**To be done**:
Copy only this range: the line with "Output a JSON object describing the text" through the final line of the material, inclusive at both ends.

::::

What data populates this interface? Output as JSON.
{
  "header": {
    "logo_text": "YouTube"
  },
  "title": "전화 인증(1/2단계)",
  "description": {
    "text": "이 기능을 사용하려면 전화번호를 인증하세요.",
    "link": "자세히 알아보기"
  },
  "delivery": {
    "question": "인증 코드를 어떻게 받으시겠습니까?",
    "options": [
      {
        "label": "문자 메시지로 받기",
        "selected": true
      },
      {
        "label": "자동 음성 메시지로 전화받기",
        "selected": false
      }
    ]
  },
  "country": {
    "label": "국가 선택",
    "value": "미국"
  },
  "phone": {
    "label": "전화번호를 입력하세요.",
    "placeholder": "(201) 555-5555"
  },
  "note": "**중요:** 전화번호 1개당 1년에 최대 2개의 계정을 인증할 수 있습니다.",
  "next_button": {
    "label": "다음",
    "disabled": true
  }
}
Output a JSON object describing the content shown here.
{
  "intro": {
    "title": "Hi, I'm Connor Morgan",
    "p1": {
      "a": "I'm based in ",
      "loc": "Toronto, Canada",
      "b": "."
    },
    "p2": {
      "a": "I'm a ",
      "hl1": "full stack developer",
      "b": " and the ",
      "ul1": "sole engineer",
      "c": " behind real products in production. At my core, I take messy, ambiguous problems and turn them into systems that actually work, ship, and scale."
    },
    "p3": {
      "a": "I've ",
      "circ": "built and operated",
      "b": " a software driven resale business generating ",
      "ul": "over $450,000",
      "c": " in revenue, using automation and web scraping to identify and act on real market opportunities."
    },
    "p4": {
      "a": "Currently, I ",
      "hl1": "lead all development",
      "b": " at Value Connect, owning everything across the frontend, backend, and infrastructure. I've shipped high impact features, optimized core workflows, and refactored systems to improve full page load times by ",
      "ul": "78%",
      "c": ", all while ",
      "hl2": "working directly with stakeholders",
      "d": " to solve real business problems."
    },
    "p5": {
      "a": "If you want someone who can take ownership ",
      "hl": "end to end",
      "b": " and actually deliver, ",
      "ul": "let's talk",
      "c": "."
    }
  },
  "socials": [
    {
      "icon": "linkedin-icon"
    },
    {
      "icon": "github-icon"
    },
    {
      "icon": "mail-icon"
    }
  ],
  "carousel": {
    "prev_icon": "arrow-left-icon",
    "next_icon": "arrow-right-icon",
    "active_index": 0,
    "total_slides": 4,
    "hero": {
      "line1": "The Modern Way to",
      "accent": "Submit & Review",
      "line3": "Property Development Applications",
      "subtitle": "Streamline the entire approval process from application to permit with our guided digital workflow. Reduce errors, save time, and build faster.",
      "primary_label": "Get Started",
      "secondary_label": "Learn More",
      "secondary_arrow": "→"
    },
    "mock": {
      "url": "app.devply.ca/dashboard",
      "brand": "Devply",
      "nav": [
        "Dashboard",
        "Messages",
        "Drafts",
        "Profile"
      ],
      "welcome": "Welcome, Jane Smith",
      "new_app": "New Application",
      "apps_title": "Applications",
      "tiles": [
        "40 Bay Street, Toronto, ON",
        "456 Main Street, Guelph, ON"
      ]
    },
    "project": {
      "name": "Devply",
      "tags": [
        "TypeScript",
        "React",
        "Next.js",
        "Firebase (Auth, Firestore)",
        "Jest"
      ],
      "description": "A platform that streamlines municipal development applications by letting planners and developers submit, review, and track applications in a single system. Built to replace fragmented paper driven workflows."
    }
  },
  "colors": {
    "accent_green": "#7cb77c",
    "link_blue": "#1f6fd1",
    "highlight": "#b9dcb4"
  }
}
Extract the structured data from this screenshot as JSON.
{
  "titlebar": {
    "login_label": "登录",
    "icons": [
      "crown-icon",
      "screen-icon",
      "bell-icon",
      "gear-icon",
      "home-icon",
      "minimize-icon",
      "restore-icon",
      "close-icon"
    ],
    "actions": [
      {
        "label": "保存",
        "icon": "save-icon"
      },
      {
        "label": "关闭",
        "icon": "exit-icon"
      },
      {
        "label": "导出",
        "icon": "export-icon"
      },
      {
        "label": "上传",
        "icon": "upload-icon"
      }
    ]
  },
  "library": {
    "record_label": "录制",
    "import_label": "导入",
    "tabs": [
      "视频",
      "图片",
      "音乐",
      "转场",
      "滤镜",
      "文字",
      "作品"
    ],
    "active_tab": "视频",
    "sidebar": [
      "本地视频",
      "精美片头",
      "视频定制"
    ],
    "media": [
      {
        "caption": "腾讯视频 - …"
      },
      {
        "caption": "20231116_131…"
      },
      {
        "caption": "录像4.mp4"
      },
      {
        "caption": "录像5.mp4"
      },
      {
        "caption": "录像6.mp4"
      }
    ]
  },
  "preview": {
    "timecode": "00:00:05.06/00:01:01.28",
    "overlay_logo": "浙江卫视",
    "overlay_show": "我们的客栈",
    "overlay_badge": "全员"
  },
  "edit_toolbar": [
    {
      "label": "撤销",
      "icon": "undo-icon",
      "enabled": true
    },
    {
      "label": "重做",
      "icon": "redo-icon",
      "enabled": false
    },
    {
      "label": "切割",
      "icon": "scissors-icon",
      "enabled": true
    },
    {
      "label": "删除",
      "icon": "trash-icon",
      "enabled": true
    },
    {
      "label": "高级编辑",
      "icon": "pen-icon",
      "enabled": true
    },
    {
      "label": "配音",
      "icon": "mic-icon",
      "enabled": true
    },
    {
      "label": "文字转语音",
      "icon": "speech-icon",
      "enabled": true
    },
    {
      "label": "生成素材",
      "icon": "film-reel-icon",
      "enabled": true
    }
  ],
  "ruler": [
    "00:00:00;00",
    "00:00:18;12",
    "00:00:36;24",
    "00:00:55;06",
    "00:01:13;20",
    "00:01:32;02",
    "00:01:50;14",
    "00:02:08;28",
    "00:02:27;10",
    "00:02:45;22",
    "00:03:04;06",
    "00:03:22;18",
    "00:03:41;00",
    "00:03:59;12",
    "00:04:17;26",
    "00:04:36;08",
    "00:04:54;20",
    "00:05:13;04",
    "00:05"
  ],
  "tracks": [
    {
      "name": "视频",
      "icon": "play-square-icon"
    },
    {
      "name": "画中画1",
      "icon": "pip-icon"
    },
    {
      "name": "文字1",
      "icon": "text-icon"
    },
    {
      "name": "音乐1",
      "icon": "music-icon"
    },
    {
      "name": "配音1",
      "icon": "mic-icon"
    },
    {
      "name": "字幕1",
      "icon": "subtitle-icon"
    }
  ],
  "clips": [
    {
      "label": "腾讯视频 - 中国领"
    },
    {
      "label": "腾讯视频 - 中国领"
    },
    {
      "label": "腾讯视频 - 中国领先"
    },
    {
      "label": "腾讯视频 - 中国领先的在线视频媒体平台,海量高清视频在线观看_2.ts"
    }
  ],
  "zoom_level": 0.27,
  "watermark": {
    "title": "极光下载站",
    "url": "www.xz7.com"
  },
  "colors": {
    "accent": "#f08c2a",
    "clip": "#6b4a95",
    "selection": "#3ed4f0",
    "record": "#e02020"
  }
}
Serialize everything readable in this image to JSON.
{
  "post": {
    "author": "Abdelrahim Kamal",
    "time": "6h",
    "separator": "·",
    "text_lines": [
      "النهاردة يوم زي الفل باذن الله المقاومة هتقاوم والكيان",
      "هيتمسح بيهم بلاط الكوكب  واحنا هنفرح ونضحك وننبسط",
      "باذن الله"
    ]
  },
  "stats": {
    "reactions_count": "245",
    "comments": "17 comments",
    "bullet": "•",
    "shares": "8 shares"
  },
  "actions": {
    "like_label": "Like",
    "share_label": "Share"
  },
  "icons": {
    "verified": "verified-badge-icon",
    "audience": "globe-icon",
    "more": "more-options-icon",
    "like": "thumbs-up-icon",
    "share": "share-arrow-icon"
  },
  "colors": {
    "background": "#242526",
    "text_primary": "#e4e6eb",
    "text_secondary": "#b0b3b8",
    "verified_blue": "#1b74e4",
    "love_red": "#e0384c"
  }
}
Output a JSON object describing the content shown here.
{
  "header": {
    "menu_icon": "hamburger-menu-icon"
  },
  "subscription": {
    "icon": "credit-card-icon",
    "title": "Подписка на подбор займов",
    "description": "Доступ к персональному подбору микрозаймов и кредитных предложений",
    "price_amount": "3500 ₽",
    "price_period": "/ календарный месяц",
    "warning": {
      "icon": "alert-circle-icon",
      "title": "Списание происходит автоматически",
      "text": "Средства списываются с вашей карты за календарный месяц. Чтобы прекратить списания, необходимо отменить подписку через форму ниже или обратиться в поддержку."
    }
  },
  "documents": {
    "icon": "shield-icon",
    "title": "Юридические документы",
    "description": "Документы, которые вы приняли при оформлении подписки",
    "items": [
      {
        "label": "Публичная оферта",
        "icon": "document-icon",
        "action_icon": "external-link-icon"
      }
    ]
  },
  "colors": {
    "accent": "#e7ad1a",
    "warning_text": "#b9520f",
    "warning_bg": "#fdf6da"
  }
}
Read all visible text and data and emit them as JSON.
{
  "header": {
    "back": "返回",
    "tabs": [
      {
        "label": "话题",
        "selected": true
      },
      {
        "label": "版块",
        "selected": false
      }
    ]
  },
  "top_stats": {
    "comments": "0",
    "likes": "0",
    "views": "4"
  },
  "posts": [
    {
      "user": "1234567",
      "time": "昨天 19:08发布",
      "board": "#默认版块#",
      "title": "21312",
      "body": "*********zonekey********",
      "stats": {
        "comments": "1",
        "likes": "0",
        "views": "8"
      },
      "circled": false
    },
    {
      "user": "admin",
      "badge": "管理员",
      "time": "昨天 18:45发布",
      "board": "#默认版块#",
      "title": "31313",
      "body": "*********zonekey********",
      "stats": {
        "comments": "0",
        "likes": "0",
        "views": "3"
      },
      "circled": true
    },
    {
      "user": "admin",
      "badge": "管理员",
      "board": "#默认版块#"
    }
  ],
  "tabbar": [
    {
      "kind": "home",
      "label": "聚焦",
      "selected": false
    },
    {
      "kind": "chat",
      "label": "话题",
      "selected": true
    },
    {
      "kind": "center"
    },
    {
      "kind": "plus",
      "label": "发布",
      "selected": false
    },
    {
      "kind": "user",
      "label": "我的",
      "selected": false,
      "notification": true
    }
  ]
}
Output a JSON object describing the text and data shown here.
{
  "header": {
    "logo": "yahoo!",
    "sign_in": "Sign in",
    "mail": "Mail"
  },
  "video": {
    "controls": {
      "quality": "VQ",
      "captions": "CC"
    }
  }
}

::::

**Output of the task**:
Output a JSON object describing the text and data shown here.
{
  "header": {
    "logo": "yahoo!",
    "sign_in": "Sign in",
    "mail": "Mail"
  },
  "video": {
    "controls": {
      "quality": "VQ",
      "captions": "CC"
    }
  }
}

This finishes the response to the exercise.